[Begin]

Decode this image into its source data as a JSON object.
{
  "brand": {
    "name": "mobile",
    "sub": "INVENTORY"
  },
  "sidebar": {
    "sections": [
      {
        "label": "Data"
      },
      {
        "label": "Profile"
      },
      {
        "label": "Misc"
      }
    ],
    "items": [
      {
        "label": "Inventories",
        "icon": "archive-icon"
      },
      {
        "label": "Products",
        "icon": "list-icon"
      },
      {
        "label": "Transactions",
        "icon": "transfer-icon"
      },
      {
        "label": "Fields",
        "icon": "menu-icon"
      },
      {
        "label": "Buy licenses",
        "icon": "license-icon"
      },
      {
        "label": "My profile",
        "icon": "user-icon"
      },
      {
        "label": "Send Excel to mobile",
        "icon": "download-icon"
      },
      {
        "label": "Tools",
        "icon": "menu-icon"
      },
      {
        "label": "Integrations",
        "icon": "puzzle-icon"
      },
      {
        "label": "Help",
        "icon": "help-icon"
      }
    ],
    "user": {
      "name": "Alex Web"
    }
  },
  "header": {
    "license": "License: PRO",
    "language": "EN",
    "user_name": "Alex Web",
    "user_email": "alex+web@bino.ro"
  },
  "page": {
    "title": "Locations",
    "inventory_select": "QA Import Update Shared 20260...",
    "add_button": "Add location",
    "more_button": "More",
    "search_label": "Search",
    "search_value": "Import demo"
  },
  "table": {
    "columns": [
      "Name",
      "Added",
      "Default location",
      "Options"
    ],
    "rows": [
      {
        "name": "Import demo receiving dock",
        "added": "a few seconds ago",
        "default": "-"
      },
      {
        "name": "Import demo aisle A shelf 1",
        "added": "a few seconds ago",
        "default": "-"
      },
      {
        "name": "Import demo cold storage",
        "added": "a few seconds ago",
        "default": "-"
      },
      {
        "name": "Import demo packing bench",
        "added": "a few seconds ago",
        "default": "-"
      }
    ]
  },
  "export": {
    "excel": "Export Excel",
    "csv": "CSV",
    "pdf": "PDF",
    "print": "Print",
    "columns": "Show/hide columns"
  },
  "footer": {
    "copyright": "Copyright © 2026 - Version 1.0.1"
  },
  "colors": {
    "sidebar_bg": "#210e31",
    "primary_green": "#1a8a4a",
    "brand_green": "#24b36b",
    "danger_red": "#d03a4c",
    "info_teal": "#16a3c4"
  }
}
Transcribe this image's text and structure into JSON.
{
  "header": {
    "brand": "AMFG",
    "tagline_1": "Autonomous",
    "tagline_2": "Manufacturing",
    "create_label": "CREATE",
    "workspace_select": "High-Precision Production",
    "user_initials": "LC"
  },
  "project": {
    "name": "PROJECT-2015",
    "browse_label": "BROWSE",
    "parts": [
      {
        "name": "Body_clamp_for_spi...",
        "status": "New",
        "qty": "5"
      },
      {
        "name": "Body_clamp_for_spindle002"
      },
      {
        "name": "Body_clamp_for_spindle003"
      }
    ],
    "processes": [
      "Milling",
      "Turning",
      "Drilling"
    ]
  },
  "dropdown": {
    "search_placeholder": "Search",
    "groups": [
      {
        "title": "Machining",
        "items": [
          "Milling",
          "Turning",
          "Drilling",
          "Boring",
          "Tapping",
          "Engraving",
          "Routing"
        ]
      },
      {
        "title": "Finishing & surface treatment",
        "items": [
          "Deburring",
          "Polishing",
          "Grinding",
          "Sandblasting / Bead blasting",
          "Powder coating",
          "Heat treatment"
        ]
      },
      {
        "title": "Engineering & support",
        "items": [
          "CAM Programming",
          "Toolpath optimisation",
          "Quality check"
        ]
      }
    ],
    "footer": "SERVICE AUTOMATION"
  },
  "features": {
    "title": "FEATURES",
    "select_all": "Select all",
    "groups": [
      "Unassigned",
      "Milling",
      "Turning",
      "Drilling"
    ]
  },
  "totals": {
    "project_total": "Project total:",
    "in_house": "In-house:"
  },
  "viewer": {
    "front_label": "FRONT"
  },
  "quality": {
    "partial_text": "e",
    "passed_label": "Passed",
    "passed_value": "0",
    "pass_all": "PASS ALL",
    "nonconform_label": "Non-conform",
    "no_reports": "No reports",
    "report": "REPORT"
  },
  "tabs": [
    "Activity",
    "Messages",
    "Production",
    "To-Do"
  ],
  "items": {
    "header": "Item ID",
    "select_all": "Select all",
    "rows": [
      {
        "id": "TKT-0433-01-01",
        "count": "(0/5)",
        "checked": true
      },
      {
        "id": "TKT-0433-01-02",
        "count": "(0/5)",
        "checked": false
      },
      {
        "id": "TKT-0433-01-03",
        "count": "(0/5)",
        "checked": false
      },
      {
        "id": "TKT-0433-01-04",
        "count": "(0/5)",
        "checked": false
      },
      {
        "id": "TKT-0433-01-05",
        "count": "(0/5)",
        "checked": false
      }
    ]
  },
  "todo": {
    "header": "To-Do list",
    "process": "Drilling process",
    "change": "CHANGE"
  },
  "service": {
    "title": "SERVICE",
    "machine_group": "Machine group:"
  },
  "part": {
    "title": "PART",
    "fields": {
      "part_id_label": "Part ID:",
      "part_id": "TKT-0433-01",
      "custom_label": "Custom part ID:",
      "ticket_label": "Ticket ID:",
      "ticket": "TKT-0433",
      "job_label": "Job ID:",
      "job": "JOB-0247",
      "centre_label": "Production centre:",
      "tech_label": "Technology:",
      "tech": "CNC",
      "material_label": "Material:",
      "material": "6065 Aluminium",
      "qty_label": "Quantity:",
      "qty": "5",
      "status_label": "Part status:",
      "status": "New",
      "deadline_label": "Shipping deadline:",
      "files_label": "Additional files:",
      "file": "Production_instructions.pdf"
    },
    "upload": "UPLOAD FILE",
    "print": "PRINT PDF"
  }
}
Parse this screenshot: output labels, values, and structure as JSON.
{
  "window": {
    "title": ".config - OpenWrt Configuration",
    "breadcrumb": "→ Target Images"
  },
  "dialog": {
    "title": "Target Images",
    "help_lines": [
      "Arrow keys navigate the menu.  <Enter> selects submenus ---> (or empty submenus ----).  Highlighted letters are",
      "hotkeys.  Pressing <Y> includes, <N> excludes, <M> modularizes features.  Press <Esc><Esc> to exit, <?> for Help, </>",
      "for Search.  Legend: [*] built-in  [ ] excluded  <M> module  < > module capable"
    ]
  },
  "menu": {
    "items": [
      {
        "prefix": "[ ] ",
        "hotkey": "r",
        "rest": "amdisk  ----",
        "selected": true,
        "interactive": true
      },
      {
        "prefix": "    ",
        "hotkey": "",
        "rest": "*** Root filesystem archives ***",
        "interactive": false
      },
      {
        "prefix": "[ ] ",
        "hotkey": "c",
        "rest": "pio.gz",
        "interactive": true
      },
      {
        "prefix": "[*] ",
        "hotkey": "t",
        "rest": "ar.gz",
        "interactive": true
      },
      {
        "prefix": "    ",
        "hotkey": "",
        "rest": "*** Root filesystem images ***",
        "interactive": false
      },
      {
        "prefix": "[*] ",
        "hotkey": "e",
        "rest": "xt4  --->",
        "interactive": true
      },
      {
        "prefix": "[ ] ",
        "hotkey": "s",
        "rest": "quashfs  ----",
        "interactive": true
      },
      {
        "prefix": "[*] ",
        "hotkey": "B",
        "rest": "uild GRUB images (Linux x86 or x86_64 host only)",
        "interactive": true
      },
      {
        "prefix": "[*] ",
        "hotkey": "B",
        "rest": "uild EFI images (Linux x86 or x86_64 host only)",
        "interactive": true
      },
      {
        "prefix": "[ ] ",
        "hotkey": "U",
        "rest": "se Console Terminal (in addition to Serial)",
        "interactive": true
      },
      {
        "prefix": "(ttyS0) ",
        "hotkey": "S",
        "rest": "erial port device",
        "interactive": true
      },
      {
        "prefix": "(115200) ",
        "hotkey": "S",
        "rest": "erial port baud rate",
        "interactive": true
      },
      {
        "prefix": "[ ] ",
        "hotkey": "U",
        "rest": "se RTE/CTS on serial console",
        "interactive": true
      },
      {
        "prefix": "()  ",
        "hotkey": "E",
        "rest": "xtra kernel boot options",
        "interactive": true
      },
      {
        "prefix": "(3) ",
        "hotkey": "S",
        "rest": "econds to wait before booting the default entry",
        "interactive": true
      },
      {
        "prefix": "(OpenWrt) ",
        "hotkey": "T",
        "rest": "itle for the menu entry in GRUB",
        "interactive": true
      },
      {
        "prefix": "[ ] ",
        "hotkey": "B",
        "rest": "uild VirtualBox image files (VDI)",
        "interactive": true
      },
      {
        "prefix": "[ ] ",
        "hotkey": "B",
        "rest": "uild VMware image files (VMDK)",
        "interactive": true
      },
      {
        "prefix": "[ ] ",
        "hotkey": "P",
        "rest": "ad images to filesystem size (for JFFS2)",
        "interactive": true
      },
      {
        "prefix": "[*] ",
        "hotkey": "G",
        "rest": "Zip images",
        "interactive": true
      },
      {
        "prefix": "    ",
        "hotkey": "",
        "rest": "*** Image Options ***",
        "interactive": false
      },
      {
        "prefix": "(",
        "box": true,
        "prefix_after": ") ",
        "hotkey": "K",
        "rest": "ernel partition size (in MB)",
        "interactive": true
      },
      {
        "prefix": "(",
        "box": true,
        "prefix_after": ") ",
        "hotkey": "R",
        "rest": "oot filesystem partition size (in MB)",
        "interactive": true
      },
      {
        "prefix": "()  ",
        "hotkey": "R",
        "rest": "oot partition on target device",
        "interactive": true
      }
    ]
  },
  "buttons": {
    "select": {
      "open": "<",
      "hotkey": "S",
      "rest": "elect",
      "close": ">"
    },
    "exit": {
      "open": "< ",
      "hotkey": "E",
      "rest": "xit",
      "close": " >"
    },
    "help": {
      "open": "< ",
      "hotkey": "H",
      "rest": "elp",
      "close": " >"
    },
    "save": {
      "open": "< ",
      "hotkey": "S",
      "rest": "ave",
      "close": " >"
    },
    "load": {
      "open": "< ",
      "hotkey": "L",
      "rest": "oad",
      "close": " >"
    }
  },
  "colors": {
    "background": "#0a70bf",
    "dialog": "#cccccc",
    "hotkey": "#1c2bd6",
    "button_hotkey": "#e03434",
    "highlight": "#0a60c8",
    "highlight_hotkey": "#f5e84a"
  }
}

[End]

[Stated exercise]: Scan the material and collect every line that contains "treatment".

[Reply to the exercise]:
        "title": "Finishing & surface treatment",
          "Heat treatment"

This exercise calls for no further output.